>> START Provided information
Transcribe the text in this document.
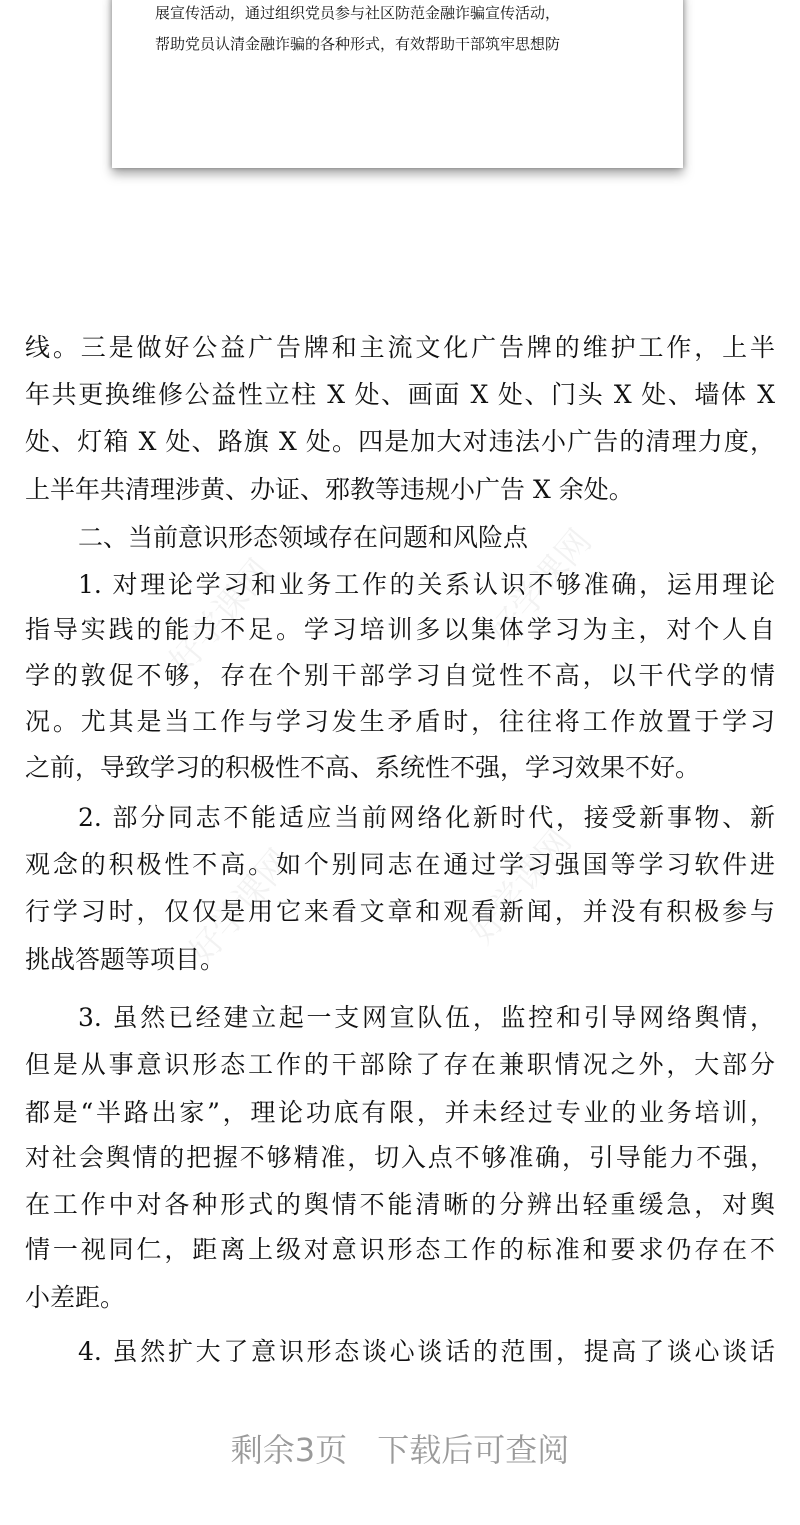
展宣传活动，通过组织党员参与社区防范金融诈骗宣传活动，
帮助党员认清金融诈骗的各种形式，有效帮助干部筑牢思想防
好学课网	好学课网
好学课网	好学课网
线。三是做好公益广告牌和主流文化广告牌的维护工作，上半
年共更换维修公益性立柱 X 处、画面 X 处、门头 X 处、墙体 X
处、灯箱 X 处、路旗 X 处。四是加大对违法小广告的清理力度，
上半年共清理涉黄、办证、邪教等违规小广告 X 余处。
二、当前意识形态领域存在问题和风险点
1. 对理论学习和业务工作的关系认识不够准确，运用理论
指导实践的能力不足。学习培训多以集体学习为主，对个人自
学的敦促不够，存在个别干部学习自觉性不高，以干代学的情
况。尤其是当工作与学习发生矛盾时，往往将工作放置于学习
之前，导致学习的积极性不高、系统性不强，学习效果不好。
2. 部分同志不能适应当前网络化新时代，接受新事物、新
观念的积极性不高。如个别同志在通过学习强国等学习软件进
行学习时，仅仅是用它来看文章和观看新闻，并没有积极参与
挑战答题等项目。
3. 虽然已经建立起一支网宣队伍，监控和引导网络舆情，
但是从事意识形态工作的干部除了存在兼职情况之外，大部分
都是“半路出家”，理论功底有限，并未经过专业的业务培训，
对社会舆情的把握不够精准，切入点不够准确，引导能力不强，
在工作中对各种形式的舆情不能清晰的分辨出轻重缓急，对舆
情一视同仁，距离上级对意识形态工作的标准和要求仍存在不
小差距。
4. 虽然扩大了意识形态谈心谈话的范围，提高了谈心谈话
剩余3页 下载后可查阅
>> END Provided information
Set down every record once more, word for word, without pictures.

Transcribe the text in this document.
展宣传活动，通过组织党员参与社区防范金融诈骗宣传活动，
帮助党员认清金融诈骗的各种形式，有效帮助干部筑牢思想防
好学课网	好学课网
好学课网	好学课网
线。三是做好公益广告牌和主流文化广告牌的维护工作，上半
年共更换维修公益性立柱 X 处、画面 X 处、门头 X 处、墙体 X
处、灯箱 X 处、路旗 X 处。四是加大对违法小广告的清理力度，
上半年共清理涉黄、办证、邪教等违规小广告 X 余处。
二、当前意识形态领域存在问题和风险点
1. 对理论学习和业务工作的关系认识不够准确，运用理论
指导实践的能力不足。学习培训多以集体学习为主，对个人自
学的敦促不够，存在个别干部学习自觉性不高，以干代学的情
况。尤其是当工作与学习发生矛盾时，往往将工作放置于学习
之前，导致学习的积极性不高、系统性不强，学习效果不好。
2. 部分同志不能适应当前网络化新时代，接受新事物、新
观念的积极性不高。如个别同志在通过学习强国等学习软件进
行学习时，仅仅是用它来看文章和观看新闻，并没有积极参与
挑战答题等项目。
3. 虽然已经建立起一支网宣队伍，监控和引导网络舆情，
但是从事意识形态工作的干部除了存在兼职情况之外，大部分
都是“半路出家”，理论功底有限，并未经过专业的业务培训，
对社会舆情的把握不够精准，切入点不够准确，引导能力不强，
在工作中对各种形式的舆情不能清晰的分辨出轻重缓急，对舆
情一视同仁，距离上级对意识形态工作的标准和要求仍存在不
小差距。
4. 虽然扩大了意识形态谈心谈话的范围，提高了谈心谈话
剩余3页 下载后可查阅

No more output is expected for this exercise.